AIM OF THE TASK -
Go through the material below and copy each line where the word "Local" appears.

↓

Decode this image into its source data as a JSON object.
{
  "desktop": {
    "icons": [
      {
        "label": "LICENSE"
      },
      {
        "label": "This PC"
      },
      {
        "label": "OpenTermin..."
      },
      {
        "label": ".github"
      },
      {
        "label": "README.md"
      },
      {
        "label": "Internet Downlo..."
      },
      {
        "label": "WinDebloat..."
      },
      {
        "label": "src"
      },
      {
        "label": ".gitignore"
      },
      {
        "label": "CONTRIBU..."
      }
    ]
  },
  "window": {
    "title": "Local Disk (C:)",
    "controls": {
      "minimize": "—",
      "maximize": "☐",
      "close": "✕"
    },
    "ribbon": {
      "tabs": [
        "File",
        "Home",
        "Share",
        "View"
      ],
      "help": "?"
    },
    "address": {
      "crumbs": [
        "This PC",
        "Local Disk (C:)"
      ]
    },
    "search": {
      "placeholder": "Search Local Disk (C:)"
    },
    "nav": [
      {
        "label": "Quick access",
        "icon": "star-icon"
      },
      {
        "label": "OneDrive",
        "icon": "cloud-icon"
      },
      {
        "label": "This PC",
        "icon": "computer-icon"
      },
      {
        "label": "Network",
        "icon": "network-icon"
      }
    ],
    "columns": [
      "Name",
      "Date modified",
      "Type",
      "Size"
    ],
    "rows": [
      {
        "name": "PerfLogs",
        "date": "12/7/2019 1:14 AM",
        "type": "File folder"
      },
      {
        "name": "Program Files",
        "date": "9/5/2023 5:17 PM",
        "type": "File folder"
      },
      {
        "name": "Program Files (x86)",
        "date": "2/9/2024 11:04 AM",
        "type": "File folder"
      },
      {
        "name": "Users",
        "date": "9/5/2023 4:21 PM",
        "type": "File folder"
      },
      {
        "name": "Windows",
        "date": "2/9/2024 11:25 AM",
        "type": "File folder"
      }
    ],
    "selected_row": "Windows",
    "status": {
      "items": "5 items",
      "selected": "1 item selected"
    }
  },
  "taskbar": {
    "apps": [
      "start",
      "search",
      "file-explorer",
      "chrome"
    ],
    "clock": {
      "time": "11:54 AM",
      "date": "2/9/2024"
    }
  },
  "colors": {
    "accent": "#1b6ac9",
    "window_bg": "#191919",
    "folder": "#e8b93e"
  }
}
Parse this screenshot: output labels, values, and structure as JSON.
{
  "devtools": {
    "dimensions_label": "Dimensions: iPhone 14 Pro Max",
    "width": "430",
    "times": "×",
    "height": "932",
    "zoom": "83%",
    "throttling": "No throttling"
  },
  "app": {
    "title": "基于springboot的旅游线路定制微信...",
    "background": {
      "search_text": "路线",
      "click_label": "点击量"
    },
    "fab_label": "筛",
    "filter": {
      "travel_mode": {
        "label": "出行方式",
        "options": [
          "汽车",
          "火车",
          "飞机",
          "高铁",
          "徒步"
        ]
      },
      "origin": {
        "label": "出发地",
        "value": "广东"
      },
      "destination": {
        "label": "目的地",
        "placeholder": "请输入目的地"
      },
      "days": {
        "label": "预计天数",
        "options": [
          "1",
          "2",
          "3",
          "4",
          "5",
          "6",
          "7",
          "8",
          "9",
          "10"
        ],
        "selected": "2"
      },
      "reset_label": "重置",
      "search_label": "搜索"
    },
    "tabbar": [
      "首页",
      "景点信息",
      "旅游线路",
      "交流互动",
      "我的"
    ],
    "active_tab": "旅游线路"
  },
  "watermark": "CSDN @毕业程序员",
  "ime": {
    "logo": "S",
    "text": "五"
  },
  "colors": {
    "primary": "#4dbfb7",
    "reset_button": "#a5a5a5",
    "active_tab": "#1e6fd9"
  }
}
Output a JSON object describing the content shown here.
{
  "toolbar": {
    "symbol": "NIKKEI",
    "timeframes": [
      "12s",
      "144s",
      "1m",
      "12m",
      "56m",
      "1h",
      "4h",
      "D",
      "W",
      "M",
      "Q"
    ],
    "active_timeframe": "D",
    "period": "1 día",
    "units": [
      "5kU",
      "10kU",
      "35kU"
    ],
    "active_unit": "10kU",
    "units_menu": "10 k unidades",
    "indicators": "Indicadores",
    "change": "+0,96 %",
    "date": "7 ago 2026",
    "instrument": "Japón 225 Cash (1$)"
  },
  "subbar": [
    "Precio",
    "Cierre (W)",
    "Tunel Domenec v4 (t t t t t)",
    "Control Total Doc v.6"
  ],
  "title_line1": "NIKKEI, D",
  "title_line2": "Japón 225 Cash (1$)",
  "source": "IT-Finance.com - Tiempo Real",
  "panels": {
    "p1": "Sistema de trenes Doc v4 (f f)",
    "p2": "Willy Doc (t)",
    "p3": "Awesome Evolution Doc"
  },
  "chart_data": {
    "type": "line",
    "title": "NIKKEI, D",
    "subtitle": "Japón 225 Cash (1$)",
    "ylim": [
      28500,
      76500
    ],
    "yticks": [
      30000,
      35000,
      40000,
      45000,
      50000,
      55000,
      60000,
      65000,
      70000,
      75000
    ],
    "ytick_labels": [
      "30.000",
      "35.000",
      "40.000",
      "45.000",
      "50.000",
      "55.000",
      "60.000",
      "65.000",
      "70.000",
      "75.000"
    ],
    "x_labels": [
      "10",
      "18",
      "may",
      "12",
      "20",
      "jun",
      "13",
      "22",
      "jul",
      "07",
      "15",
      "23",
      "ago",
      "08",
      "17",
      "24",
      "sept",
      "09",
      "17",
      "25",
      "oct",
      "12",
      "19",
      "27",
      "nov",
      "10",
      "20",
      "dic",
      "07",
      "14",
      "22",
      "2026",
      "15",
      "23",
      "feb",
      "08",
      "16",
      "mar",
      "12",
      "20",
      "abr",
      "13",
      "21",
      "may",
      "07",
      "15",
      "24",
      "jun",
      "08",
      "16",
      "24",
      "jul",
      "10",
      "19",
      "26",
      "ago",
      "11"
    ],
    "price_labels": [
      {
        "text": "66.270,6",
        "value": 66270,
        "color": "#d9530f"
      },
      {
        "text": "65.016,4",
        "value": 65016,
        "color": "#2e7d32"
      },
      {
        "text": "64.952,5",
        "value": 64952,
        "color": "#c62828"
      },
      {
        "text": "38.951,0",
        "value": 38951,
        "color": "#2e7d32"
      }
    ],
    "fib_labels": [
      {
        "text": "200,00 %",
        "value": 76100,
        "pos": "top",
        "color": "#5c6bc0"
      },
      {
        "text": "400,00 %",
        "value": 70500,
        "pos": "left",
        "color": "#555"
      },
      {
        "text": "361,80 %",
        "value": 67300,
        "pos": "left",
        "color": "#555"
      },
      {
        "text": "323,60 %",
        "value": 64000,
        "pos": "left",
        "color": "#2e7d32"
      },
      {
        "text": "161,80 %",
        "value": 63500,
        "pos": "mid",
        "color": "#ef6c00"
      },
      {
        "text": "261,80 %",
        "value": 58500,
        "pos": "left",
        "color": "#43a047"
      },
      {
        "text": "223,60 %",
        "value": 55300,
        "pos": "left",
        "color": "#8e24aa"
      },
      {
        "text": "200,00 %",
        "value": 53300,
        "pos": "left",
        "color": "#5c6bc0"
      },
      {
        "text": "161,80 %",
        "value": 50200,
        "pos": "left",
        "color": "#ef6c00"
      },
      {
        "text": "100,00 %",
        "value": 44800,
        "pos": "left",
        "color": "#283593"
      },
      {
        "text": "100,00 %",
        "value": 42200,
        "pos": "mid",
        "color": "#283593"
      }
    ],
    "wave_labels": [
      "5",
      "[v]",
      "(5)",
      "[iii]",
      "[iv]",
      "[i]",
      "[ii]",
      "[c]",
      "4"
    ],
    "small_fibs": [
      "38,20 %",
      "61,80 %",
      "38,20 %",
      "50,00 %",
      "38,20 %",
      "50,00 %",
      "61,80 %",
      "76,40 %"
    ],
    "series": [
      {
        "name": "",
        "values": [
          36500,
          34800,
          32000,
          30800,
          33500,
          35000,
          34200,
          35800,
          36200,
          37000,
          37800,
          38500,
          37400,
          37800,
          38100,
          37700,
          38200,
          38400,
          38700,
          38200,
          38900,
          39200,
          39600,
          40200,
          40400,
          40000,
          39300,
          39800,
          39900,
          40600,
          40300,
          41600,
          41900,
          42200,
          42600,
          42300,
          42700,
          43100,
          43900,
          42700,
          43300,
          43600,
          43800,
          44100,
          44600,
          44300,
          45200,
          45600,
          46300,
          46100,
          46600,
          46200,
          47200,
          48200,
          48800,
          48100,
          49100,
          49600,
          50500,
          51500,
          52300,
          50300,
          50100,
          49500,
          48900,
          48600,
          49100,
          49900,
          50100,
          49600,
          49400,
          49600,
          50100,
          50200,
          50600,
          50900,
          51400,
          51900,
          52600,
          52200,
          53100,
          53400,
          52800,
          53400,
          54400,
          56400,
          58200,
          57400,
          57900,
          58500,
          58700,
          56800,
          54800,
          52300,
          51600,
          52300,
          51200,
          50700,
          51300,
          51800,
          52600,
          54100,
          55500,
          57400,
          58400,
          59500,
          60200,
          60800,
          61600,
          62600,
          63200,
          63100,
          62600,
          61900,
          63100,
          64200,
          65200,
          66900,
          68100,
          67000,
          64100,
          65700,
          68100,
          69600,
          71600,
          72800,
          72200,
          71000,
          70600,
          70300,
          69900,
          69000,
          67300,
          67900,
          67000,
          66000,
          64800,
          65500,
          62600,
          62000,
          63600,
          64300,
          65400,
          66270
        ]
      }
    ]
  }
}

↑

RESULT -
    "title": "Local Disk (C:)",
        "Local Disk (C:)"
      "placeholder": "Search Local Disk (C:)"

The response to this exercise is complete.